Problem requirements: Present the data once more in exactly its original form.

(A run of records)
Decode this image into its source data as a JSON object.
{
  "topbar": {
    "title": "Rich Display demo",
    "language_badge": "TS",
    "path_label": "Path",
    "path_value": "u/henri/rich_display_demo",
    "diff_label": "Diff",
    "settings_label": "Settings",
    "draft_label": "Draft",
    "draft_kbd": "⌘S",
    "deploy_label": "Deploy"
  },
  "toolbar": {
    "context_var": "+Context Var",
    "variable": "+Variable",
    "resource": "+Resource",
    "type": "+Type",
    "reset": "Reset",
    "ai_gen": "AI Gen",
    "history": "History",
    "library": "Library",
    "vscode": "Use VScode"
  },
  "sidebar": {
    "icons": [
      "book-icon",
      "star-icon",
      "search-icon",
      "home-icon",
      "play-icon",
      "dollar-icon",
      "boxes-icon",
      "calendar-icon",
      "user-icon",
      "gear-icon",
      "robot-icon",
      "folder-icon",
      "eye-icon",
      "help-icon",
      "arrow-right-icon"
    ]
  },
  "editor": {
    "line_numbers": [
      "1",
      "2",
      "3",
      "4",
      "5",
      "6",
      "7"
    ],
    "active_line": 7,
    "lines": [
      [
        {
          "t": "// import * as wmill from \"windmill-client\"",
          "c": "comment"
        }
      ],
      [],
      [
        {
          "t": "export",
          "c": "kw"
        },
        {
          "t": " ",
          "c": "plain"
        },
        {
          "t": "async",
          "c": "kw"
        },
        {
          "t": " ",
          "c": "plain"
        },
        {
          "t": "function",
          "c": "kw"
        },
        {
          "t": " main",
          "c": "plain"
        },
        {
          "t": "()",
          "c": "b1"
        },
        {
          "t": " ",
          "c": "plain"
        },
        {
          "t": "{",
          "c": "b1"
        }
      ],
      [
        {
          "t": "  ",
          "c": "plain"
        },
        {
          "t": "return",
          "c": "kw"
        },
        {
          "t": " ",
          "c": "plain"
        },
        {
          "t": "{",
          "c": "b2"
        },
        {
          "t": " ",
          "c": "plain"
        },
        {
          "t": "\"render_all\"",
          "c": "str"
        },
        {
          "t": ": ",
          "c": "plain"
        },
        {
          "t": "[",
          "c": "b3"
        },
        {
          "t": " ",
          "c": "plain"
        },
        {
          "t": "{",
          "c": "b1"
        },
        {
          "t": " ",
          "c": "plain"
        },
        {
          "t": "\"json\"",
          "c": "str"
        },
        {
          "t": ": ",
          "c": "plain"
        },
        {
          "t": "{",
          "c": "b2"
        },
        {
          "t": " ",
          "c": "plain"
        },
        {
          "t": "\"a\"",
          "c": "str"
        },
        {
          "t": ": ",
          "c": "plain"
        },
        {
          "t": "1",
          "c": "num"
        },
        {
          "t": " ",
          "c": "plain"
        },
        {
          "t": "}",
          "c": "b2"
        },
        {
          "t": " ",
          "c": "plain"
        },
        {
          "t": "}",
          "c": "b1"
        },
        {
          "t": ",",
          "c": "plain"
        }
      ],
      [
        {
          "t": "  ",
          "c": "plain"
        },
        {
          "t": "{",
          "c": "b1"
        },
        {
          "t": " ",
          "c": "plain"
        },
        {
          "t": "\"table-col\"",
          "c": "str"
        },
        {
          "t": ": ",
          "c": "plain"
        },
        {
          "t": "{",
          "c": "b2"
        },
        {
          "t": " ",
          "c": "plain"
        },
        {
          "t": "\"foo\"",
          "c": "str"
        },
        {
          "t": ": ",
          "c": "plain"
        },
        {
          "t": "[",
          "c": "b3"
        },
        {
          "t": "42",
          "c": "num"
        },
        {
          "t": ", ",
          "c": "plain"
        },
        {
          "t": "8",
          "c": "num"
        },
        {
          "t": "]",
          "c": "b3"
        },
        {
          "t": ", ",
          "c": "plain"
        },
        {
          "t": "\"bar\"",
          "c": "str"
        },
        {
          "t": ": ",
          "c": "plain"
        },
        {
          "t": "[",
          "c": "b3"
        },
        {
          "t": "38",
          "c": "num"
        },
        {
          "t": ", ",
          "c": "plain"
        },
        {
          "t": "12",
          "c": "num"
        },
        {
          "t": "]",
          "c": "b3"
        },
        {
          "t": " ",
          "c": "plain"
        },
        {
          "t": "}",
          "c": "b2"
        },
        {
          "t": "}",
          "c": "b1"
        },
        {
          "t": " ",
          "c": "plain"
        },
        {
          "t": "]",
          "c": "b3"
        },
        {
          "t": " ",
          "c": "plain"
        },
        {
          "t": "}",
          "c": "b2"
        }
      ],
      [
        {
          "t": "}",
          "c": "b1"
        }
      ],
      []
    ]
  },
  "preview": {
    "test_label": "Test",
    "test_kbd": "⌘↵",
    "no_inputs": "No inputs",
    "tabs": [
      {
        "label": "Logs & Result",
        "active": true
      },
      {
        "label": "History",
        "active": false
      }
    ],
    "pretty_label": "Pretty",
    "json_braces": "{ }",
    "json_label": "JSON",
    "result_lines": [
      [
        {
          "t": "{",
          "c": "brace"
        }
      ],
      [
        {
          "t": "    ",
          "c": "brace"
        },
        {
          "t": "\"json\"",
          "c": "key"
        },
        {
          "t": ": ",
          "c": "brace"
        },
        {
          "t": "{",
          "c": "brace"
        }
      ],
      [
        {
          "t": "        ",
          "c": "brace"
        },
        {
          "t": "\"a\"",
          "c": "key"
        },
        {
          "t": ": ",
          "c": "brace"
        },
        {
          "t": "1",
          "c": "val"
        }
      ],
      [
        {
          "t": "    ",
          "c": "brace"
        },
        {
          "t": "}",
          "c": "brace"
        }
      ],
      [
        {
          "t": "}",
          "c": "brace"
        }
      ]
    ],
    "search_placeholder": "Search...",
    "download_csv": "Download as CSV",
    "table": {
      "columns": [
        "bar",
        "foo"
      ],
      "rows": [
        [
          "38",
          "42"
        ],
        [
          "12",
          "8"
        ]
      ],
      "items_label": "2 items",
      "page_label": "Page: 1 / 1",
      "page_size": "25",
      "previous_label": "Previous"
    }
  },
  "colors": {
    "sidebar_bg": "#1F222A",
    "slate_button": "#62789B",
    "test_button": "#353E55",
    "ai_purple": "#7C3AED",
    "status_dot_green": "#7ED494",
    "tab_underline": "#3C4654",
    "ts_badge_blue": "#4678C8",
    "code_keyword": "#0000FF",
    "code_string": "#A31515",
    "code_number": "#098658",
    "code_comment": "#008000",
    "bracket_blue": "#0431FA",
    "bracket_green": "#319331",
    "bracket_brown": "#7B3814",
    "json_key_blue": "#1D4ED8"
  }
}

Written response:
Decode this image into its source data as a JSON object.
{
  "topbar": {
    "title": "Rich Display demo",
    "language_badge": "TS",
    "path_label": "Path",
    "path_value": "u/henri/rich_display_demo",
    "diff_label": "Diff",
    "settings_label": "Settings",
    "draft_label": "Draft",
    "draft_kbd": "⌘S",
    "deploy_label": "Deploy"
  },
  "toolbar": {
    "context_var": "+Context Var",
    "variable": "+Variable",
    "resource": "+Resource",
    "type": "+Type",
    "reset": "Reset",
    "ai_gen": "AI Gen",
    "history": "History",
    "library": "Library",
    "vscode": "Use VScode"
  },
  "sidebar": {
    "icons": [
      "book-icon",
      "star-icon",
      "search-icon",
      "home-icon",
      "play-icon",
      "dollar-icon",
      "boxes-icon",
      "calendar-icon",
      "user-icon",
      "gear-icon",
      "robot-icon",
      "folder-icon",
      "eye-icon",
      "help-icon",
      "arrow-right-icon"
    ]
  },
  "editor": {
    "line_numbers": [
      "1",
      "2",
      "3",
      "4",
      "5",
      "6",
      "7"
    ],
    "active_line": 7,
    "lines": [
      [
        {
          "t": "// import * as wmill from \"windmill-client\"",
          "c": "comment"
        }
      ],
      [],
      [
        {
          "t": "export",
          "c": "kw"
        },
        {
          "t": " ",
          "c": "plain"
        },
        {
          "t": "async",
          "c": "kw"
        },
        {
          "t": " ",
          "c": "plain"
        },
        {
          "t": "function",
          "c": "kw"
        },
        {
          "t": " main",
          "c": "plain"
        },
        {
          "t": "()",
          "c": "b1"
        },
        {
          "t": " ",
          "c": "plain"
        },
        {
          "t": "{",
          "c": "b1"
        }
      ],
      [
        {
          "t": "  ",
          "c": "plain"
        },
        {
          "t": "return",
          "c": "kw"
        },
        {
          "t": " ",
          "c": "plain"
        },
        {
          "t": "{",
          "c": "b2"
        },
        {
          "t": " ",
          "c": "plain"
        },
        {
          "t": "\"render_all\"",
          "c": "str"
        },
        {
          "t": ": ",
          "c": "plain"
        },
        {
          "t": "[",
          "c": "b3"
        },
        {
          "t": " ",
          "c": "plain"
        },
        {
          "t": "{",
          "c": "b1"
        },
        {
          "t": " ",
          "c": "plain"
        },
        {
          "t": "\"json\"",
          "c": "str"
        },
        {
          "t": ": ",
          "c": "plain"
        },
        {
          "t": "{",
          "c": "b2"
        },
        {
          "t": " ",
          "c": "plain"
        },
        {
          "t": "\"a\"",
          "c": "str"
        },
        {
          "t": ": ",
          "c": "plain"
        },
        {
          "t": "1",
          "c": "num"
        },
        {
          "t": " ",
          "c": "plain"
        },
        {
          "t": "}",
          "c": "b2"
        },
        {
          "t": " ",
          "c": "plain"
        },
        {
          "t": "}",
          "c": "b1"
        },
        {
          "t": ",",
          "c": "plain"
        }
      ],
      [
        {
          "t": "  ",
          "c": "plain"
        },
        {
          "t": "{",
          "c": "b1"
        },
        {
          "t": " ",
          "c": "plain"
        },
        {
          "t": "\"table-col\"",
          "c": "str"
        },
        {
          "t": ": ",
          "c": "plain"
        },
        {
          "t": "{",
          "c": "b2"
        },
        {
          "t": " ",
          "c": "plain"
        },
        {
          "t": "\"foo\"",
          "c": "str"
        },
        {
          "t": ": ",
          "c": "plain"
        },
        {
          "t": "[",
          "c": "b3"
        },
        {
          "t": "42",
          "c": "num"
        },
        {
          "t": ", ",
          "c": "plain"
        },
        {
          "t": "8",
          "c": "num"
        },
        {
          "t": "]",
          "c": "b3"
        },
        {
          "t": ", ",
          "c": "plain"
        },
        {
          "t": "\"bar\"",
          "c": "str"
        },
        {
          "t": ": ",
          "c": "plain"
        },
        {
          "t": "[",
          "c": "b3"
        },
        {
          "t": "38",
          "c": "num"
        },
        {
          "t": ", ",
          "c": "plain"
        },
        {
          "t": "12",
          "c": "num"
        },
        {
          "t": "]",
          "c": "b3"
        },
        {
          "t": " ",
          "c": "plain"
        },
        {
          "t": "}",
          "c": "b2"
        },
        {
          "t": "}",
          "c": "b1"
        },
        {
          "t": " ",
          "c": "plain"
        },
        {
          "t": "]",
          "c": "b3"
        },
        {
          "t": " ",
          "c": "plain"
        },
        {
          "t": "}",
          "c": "b2"
        }
      ],
      [
        {
          "t": "}",
          "c": "b1"
        }
      ],
      []
    ]
  },
  "preview": {
    "test_label": "Test",
    "test_kbd": "⌘↵",
    "no_inputs": "No inputs",
    "tabs": [
      {
        "label": "Logs & Result",
        "active": true
      },
      {
        "label": "History",
        "active": false
      }
    ],
    "pretty_label": "Pretty",
    "json_braces": "{ }",
    "json_label": "JSON",
    "result_lines": [
      [
        {
          "t": "{",
          "c": "brace"
        }
      ],
      [
        {
          "t": "    ",
          "c": "brace"
        },
        {
          "t": "\"json\"",
          "c": "key"
        },
        {
          "t": ": ",
          "c": "brace"
        },
        {
          "t": "{",
          "c": "brace"
        }
      ],
      [
        {
          "t": "        ",
          "c": "brace"
        },
        {
          "t": "\"a\"",
          "c": "key"
        },
        {
          "t": ": ",
          "c": "brace"
        },
        {
          "t": "1",
          "c": "val"
        }
      ],
      [
        {
          "t": "    ",
          "c": "brace"
        },
        {
          "t": "}",
          "c": "brace"
        }
      ],
      [
        {
          "t": "}",
          "c": "brace"
        }
      ]
    ],
    "search_placeholder": "Search...",
    "download_csv": "Download as CSV",
    "table": {
      "columns": [
        "bar",
        "foo"
      ],
      "rows": [
        [
          "38",
          "42"
        ],
        [
          "12",
          "8"
        ]
      ],
      "items_label": "2 items",
      "page_label": "Page: 1 / 1",
      "page_size": "25",
      "previous_label": "Previous"
    }
  },
  "colors": {
    "sidebar_bg": "#1F222A",
    "slate_button": "#62789B",
    "test_button": "#353E55",
    "ai_purple": "#7C3AED",
    "status_dot_green": "#7ED494",
    "tab_underline": "#3C4654",
    "ts_badge_blue": "#4678C8",
    "code_keyword": "#0000FF",
    "code_string": "#A31515",
    "code_number": "#098658",
    "code_comment": "#008000",
    "bracket_blue": "#0431FA",
    "bracket_green": "#319331",
    "bracket_brown": "#7B3814",
    "json_key_blue": "#1D4ED8"
  }
}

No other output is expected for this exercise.